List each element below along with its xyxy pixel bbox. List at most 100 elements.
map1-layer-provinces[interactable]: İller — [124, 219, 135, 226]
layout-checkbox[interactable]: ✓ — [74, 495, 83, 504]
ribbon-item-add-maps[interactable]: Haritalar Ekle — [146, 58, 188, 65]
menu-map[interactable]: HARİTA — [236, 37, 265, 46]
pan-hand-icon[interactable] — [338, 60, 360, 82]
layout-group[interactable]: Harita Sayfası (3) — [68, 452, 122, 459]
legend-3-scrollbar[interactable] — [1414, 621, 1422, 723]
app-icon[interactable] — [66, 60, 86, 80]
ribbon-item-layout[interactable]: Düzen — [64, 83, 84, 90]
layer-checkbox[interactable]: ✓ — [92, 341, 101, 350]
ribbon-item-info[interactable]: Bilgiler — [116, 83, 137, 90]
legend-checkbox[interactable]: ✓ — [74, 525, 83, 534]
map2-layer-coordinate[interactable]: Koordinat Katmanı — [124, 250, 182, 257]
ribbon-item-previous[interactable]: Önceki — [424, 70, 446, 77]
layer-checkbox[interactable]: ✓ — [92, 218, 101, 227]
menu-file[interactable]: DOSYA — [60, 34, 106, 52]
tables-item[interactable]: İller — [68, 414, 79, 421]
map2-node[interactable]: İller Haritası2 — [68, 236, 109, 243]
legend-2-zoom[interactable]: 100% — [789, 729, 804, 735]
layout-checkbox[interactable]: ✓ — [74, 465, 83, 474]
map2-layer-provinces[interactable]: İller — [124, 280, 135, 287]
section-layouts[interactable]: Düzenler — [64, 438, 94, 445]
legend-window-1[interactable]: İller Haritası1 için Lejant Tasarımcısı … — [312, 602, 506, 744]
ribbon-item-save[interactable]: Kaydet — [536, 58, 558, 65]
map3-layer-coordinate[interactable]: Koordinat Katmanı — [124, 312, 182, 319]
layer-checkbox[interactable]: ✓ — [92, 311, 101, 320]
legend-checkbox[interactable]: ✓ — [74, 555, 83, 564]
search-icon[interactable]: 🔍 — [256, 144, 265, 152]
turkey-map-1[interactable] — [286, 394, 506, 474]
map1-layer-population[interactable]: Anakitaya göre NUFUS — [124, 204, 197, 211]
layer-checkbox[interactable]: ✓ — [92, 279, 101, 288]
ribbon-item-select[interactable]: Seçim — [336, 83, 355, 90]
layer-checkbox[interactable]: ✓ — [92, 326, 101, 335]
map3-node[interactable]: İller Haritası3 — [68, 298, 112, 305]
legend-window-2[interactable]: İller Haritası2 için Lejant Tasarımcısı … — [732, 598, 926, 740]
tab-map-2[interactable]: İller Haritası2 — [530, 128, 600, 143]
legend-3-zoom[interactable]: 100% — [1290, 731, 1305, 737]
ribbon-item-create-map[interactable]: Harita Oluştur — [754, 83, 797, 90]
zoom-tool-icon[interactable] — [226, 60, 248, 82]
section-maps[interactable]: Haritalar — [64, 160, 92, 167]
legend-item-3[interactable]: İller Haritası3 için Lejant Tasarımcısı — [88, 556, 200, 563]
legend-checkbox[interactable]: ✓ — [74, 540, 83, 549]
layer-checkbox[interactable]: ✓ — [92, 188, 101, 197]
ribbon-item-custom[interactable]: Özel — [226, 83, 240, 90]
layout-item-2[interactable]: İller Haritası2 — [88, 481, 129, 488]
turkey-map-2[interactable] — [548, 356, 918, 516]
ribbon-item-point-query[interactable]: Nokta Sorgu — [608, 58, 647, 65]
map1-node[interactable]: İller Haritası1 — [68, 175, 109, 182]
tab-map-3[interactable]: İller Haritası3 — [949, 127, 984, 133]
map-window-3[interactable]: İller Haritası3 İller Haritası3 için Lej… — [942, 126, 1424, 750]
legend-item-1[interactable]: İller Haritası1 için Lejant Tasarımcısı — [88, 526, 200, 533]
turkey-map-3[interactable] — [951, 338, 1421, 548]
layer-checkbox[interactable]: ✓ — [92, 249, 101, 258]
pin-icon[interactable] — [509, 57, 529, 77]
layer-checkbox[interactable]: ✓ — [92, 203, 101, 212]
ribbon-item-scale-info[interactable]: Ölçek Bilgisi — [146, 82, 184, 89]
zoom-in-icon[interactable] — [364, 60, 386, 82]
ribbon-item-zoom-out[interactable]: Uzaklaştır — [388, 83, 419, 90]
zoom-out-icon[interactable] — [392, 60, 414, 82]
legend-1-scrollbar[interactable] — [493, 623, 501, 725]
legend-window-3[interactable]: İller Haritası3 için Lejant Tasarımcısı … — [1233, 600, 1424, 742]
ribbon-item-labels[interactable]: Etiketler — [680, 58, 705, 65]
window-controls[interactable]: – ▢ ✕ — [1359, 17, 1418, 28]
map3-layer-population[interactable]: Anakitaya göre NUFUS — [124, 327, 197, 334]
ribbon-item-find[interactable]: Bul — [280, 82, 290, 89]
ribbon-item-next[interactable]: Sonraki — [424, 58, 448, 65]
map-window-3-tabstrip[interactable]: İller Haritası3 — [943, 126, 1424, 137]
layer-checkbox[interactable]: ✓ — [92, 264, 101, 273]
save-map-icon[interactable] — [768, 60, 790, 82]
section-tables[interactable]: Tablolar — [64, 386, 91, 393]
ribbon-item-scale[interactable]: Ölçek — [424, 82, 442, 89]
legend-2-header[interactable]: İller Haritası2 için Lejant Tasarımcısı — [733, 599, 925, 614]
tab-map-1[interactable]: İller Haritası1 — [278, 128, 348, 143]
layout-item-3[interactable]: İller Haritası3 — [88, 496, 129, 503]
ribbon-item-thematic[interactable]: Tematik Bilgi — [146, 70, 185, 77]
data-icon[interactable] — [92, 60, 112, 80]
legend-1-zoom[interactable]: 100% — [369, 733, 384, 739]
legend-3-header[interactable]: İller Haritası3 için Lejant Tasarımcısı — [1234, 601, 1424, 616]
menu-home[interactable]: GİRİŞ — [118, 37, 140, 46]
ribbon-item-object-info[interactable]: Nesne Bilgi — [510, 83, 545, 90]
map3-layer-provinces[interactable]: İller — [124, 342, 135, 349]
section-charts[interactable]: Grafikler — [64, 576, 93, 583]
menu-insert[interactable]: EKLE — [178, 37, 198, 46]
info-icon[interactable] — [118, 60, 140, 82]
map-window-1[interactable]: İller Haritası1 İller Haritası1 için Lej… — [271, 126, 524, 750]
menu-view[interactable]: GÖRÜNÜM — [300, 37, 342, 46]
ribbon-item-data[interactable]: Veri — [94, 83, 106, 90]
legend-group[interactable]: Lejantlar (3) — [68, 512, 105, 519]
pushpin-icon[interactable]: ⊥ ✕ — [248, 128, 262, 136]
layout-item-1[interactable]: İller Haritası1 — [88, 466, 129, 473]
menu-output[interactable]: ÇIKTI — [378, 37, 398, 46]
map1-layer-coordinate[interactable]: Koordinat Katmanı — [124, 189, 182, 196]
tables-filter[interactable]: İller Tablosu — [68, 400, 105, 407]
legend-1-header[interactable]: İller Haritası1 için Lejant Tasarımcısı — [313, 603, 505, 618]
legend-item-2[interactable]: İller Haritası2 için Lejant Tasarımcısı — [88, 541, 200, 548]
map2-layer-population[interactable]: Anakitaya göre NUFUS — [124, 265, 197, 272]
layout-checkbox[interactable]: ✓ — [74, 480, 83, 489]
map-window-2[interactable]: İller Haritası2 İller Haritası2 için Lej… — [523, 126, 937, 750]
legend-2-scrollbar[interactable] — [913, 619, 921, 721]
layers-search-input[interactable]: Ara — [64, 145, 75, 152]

═══

(What the task asks) Could you give the lines of the data above, from its first line through the line containing "map2-layer-coordinate[interactable]: Koordinat Katmanı", inclusive, as a numbered list with any blank lines left out?

(The completed task)
1. List each element below along with its xyxy pixel bbox. List at most 100 elements.
2. map1-layer-provinces[interactable]: İller — [124, 219, 135, 226]
3. layout-checkbox[interactable]: ✓ — [74, 495, 83, 504]
4. ribbon-item-add-maps[interactable]: Haritalar Ekle — [146, 58, 188, 65]
5. menu-map[interactable]: HARİTA — [236, 37, 265, 46]
6. pan-hand-icon[interactable] — [338, 60, 360, 82]
7. layout-group[interactable]: Harita Sayfası (3) — [68, 452, 122, 459]
8. legend-3-scrollbar[interactable] — [1414, 621, 1422, 723]
9. app-icon[interactable] — [66, 60, 86, 80]
10. ribbon-item-layout[interactable]: Düzen — [64, 83, 84, 90]
11. layer-checkbox[interactable]: ✓ — [92, 341, 101, 350]
12. ribbon-item-info[interactable]: Bilgiler — [116, 83, 137, 90]
13. legend-checkbox[interactable]: ✓ — [74, 525, 83, 534]
14. map2-layer-coordinate[interactable]: Koordinat Katmanı — [124, 250, 182, 257]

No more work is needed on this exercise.